-- Begin --

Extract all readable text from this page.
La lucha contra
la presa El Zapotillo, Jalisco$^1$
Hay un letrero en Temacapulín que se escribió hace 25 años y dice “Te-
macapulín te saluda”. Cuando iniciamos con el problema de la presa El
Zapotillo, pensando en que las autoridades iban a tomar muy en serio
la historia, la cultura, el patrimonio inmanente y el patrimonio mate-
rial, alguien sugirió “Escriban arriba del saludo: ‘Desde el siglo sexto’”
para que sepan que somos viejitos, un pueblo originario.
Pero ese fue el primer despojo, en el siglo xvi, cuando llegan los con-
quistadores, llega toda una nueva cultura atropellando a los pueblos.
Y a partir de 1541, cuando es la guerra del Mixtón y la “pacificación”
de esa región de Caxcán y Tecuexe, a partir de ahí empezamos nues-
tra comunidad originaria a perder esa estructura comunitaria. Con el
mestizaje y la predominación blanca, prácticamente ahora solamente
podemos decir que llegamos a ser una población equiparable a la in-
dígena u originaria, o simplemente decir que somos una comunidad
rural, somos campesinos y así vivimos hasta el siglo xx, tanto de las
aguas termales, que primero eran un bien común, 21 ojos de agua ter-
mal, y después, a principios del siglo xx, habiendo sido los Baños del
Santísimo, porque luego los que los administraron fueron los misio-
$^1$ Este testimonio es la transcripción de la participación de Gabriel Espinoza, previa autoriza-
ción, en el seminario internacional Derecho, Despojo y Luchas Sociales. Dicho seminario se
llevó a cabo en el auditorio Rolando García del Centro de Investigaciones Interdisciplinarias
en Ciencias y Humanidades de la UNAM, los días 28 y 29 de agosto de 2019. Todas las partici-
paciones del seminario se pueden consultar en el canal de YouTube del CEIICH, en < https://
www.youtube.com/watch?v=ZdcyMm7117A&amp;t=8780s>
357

-- End --

— DIRECTIONS FOR THIS TASK —
Review the material and copy each line in which the word "decir" appears.

— SOLUTION FOR THIS PROBLEM —
podemos decir que llegamos a ser una población equiparable a la in-
dígena u originaria, o simplemente decir que somos una comunidad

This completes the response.